# Written instruction:
Locate every line below that contains the word "federal" and copy it.

* START *

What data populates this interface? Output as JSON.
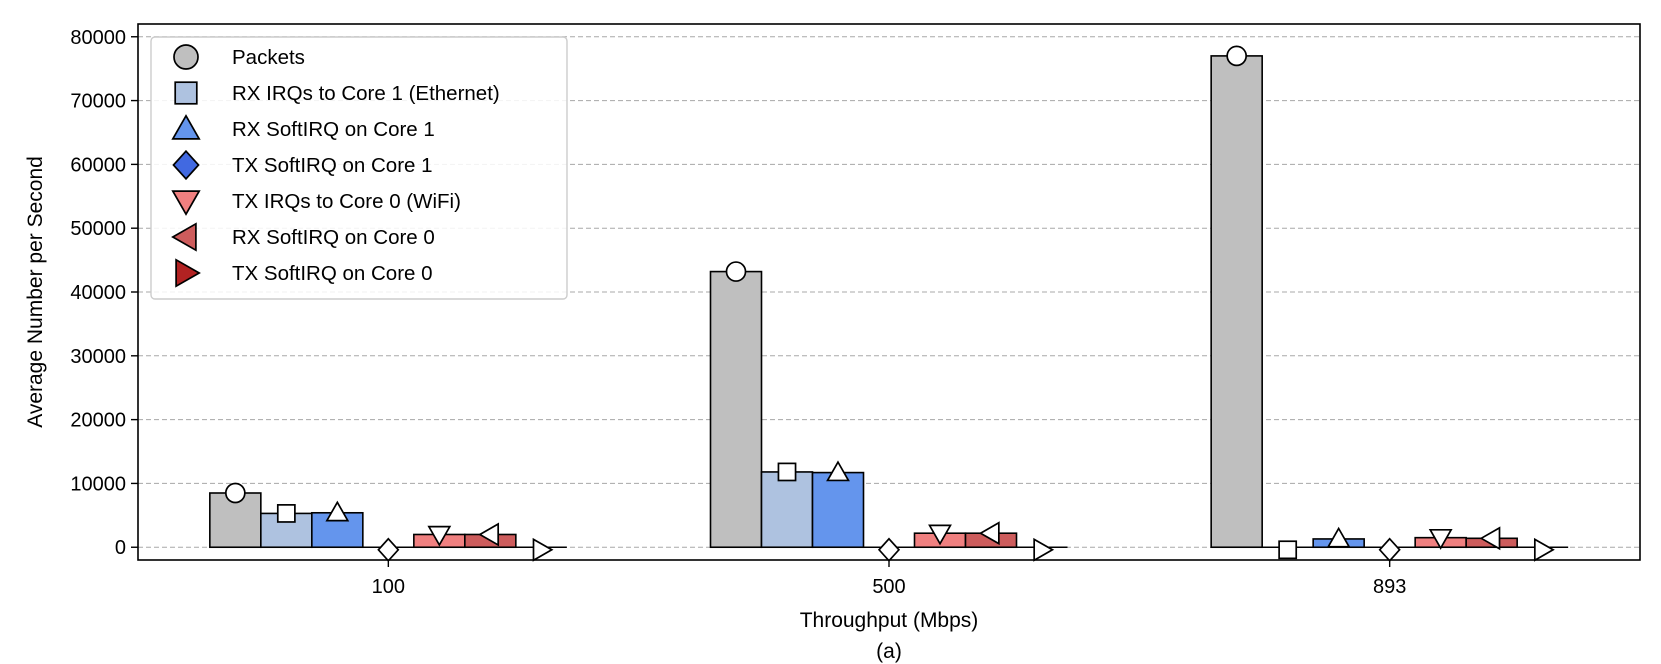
{
  "chart_data": {
    "type": "bar",
    "title": "",
    "caption": "(a)",
    "xlabel": "Throughput (Mbps)",
    "ylabel": "Average Number per Second",
    "categories": [
      "100",
      "500",
      "893"
    ],
    "ylim": [
      -2000,
      82000
    ],
    "yticks": [
      "0",
      "10000",
      "20000",
      "30000",
      "40000",
      "50000",
      "60000",
      "70000",
      "80000"
    ],
    "grid": "horizontal dashed",
    "legend_position": "top-left",
    "series": [
      {
        "name": "Packets",
        "values": [
          8500,
          43200,
          77000
        ],
        "color": "#bfbfbf",
        "marker": "circle",
        "marker_fill": "#bfbfbf"
      },
      {
        "name": "RX IRQs to Core 1 (Ethernet)",
        "values": [
          5300,
          11800,
          0
        ],
        "color": "#aec2e0",
        "marker": "square",
        "marker_fill": "#aec2e0"
      },
      {
        "name": "RX SoftIRQ on Core 1",
        "values": [
          5400,
          11700,
          1300
        ],
        "color": "#6495ed",
        "marker": "triangle-up",
        "marker_fill": "#6495ed"
      },
      {
        "name": "TX SoftIRQ on Core 1",
        "values": [
          0,
          0,
          0
        ],
        "color": "#4169e1",
        "marker": "diamond",
        "marker_fill": "#4169e1"
      },
      {
        "name": "TX IRQs to Core 0 (WiFi)",
        "values": [
          2000,
          2200,
          1500
        ],
        "color": "#f08080",
        "marker": "triangle-down",
        "marker_fill": "#f08080"
      },
      {
        "name": "RX SoftIRQ on Core 0",
        "values": [
          2000,
          2200,
          1400
        ],
        "color": "#cd5c5c",
        "marker": "triangle-left",
        "marker_fill": "#cd5c5c"
      },
      {
        "name": "TX SoftIRQ on Core 0",
        "values": [
          0,
          0,
          0
        ],
        "color": "#b22222",
        "marker": "triangle-right",
        "marker_fill": "#b22222"
      }
    ]
  }
}
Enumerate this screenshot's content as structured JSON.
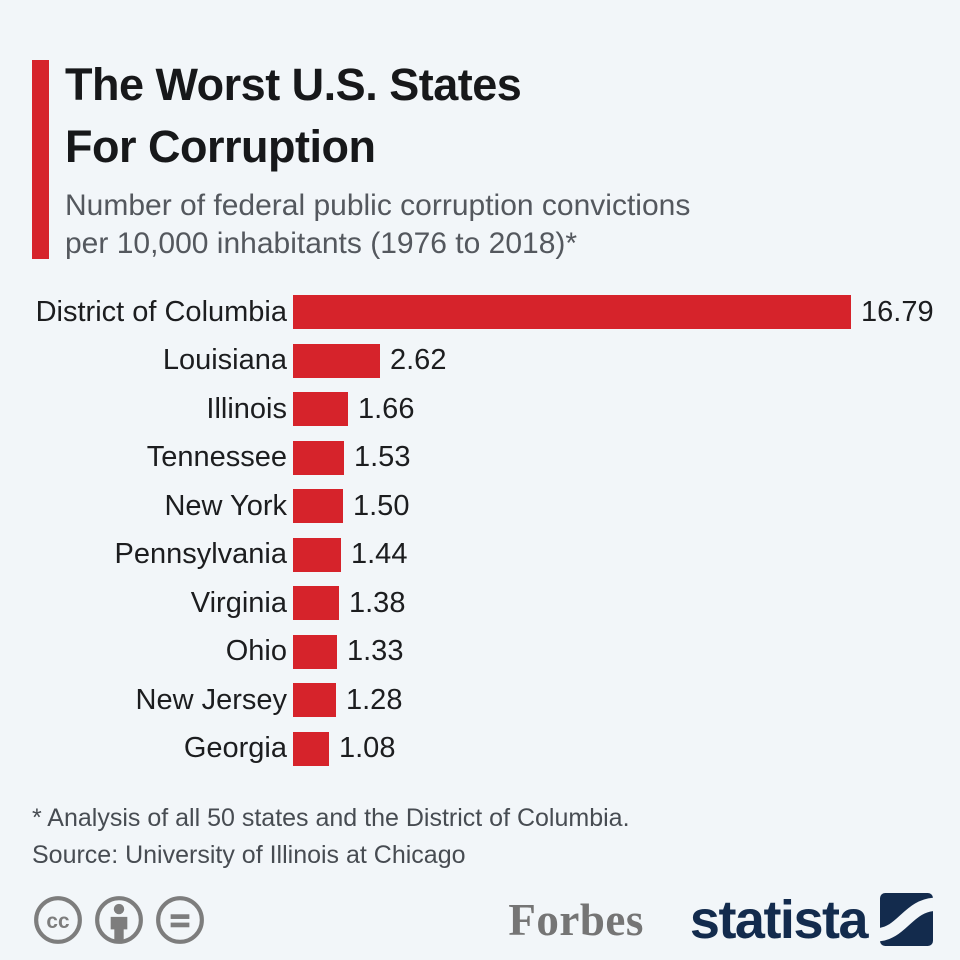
{
  "header": {
    "title_line1": "The Worst U.S. States",
    "title_line2": "For Corruption",
    "subtitle_line1": "Number of federal public corruption convictions",
    "subtitle_line2": "per 10,000 inhabitants (1976 to 2018)*"
  },
  "chart_data": {
    "type": "bar",
    "orientation": "horizontal",
    "title": "The Worst U.S. States For Corruption",
    "subtitle": "Number of federal public corruption convictions per 10,000 inhabitants (1976 to 2018)*",
    "categories": [
      "District of Columbia",
      "Louisiana",
      "Illinois",
      "Tennessee",
      "New York",
      "Pennsylvania",
      "Virginia",
      "Ohio",
      "New Jersey",
      "Georgia"
    ],
    "values": [
      16.79,
      2.62,
      1.66,
      1.53,
      1.5,
      1.44,
      1.38,
      1.33,
      1.28,
      1.08
    ],
    "value_labels": [
      "16.79",
      "2.62",
      "1.66",
      "1.53",
      "1.50",
      "1.44",
      "1.38",
      "1.33",
      "1.28",
      "1.08"
    ],
    "bar_color": "#d6232b",
    "xlim": [
      0,
      16.79
    ],
    "grid": false,
    "legend": false,
    "value_label_position": "right-of-bar"
  },
  "notes": {
    "footnote": "* Analysis of all 50 states and the District of Columbia.",
    "source": "Source: University of Illinois at Chicago"
  },
  "branding": {
    "forbes": "Forbes",
    "statista": "statista"
  },
  "license": {
    "icons": [
      "cc-icon",
      "attribution-icon",
      "no-derivatives-icon"
    ]
  },
  "colors": {
    "background": "#f2f6f9",
    "accent_red": "#d6232b",
    "title_text": "#17181a",
    "subtitle_text": "#54585e",
    "note_text": "#474c52",
    "license_gray": "#7d7d7d",
    "forbes_gray": "#757575",
    "statista_navy": "#132b4d"
  }
}
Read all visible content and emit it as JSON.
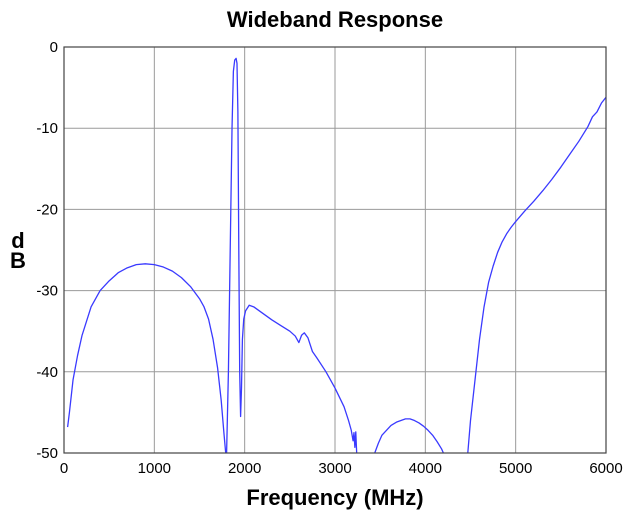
{
  "chart_data": {
    "type": "line",
    "title": "Wideband Response",
    "xlabel": "Frequency (MHz)",
    "ylabel": "dB",
    "xlim": [
      0,
      6000
    ],
    "ylim": [
      -50,
      0
    ],
    "xticks": [
      0,
      1000,
      2000,
      3000,
      4000,
      5000,
      6000
    ],
    "yticks": [
      0,
      -10,
      -20,
      -30,
      -40,
      -50
    ],
    "grid": true,
    "legend": "none",
    "color": "#3a3aff",
    "series": [
      {
        "segments": [
          [
            [
              40,
              -46.8
            ],
            [
              60,
              -45
            ],
            [
              100,
              -41
            ],
            [
              150,
              -38
            ],
            [
              200,
              -35.5
            ],
            [
              300,
              -32
            ],
            [
              400,
              -30
            ],
            [
              500,
              -28.8
            ],
            [
              600,
              -27.8
            ],
            [
              700,
              -27.2
            ],
            [
              800,
              -26.8
            ],
            [
              900,
              -26.7
            ],
            [
              1000,
              -26.8
            ],
            [
              1100,
              -27.1
            ],
            [
              1200,
              -27.6
            ],
            [
              1300,
              -28.4
            ],
            [
              1400,
              -29.5
            ],
            [
              1500,
              -31
            ],
            [
              1550,
              -32
            ],
            [
              1600,
              -33.5
            ],
            [
              1650,
              -36
            ],
            [
              1700,
              -39.5
            ],
            [
              1740,
              -43.5
            ],
            [
              1770,
              -47.5
            ],
            [
              1790,
              -50
            ]
          ],
          [
            [
              1800,
              -50
            ],
            [
              1820,
              -40
            ],
            [
              1840,
              -25
            ],
            [
              1860,
              -10
            ],
            [
              1875,
              -3
            ],
            [
              1890,
              -1.6
            ],
            [
              1905,
              -1.4
            ],
            [
              1915,
              -2
            ],
            [
              1925,
              -8
            ],
            [
              1935,
              -25
            ],
            [
              1945,
              -40
            ],
            [
              1955,
              -45.5
            ],
            [
              1965,
              -42
            ],
            [
              1975,
              -36
            ],
            [
              1990,
              -33.5
            ],
            [
              2010,
              -32.5
            ],
            [
              2050,
              -31.8
            ],
            [
              2100,
              -32
            ],
            [
              2200,
              -32.8
            ],
            [
              2300,
              -33.6
            ],
            [
              2400,
              -34.3
            ],
            [
              2500,
              -35
            ],
            [
              2560,
              -35.6
            ],
            [
              2600,
              -36.4
            ],
            [
              2630,
              -35.5
            ],
            [
              2660,
              -35.2
            ],
            [
              2700,
              -35.8
            ],
            [
              2750,
              -37.5
            ],
            [
              2800,
              -38.3
            ],
            [
              2900,
              -40
            ],
            [
              3000,
              -42
            ],
            [
              3100,
              -44.3
            ],
            [
              3150,
              -46
            ],
            [
              3180,
              -47.2
            ],
            [
              3200,
              -48.5
            ],
            [
              3210,
              -47.5
            ],
            [
              3220,
              -49.3
            ],
            [
              3230,
              -47.4
            ],
            [
              3240,
              -50
            ]
          ],
          [
            [
              3440,
              -50
            ],
            [
              3480,
              -48.8
            ],
            [
              3520,
              -47.8
            ],
            [
              3570,
              -47.2
            ],
            [
              3620,
              -46.6
            ],
            [
              3680,
              -46.2
            ],
            [
              3730,
              -46
            ],
            [
              3780,
              -45.8
            ],
            [
              3830,
              -45.8
            ],
            [
              3880,
              -46
            ],
            [
              3930,
              -46.3
            ],
            [
              3980,
              -46.7
            ],
            [
              4030,
              -47.2
            ],
            [
              4080,
              -47.8
            ],
            [
              4130,
              -48.6
            ],
            [
              4180,
              -49.5
            ],
            [
              4200,
              -50
            ]
          ],
          [
            [
              4470,
              -50
            ],
            [
              4500,
              -46
            ],
            [
              4550,
              -41
            ],
            [
              4600,
              -36
            ],
            [
              4650,
              -32
            ],
            [
              4700,
              -29
            ],
            [
              4750,
              -27
            ],
            [
              4800,
              -25.3
            ],
            [
              4850,
              -24
            ],
            [
              4900,
              -23
            ],
            [
              4950,
              -22.2
            ],
            [
              5000,
              -21.5
            ],
            [
              5100,
              -20.2
            ],
            [
              5200,
              -19
            ],
            [
              5300,
              -17.7
            ],
            [
              5400,
              -16.3
            ],
            [
              5500,
              -14.8
            ],
            [
              5600,
              -13.2
            ],
            [
              5700,
              -11.6
            ],
            [
              5800,
              -9.8
            ],
            [
              5850,
              -8.6
            ],
            [
              5900,
              -8
            ],
            [
              5950,
              -6.9
            ],
            [
              6000,
              -6.2
            ]
          ]
        ]
      }
    ]
  }
}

* END *

# Worked solution:
    "subtitle_line1": "Number of federal public corruption convictions",
    "subtitle": "Number of federal public corruption convictions per 10,000 inhabitants (1976 to 2018)*",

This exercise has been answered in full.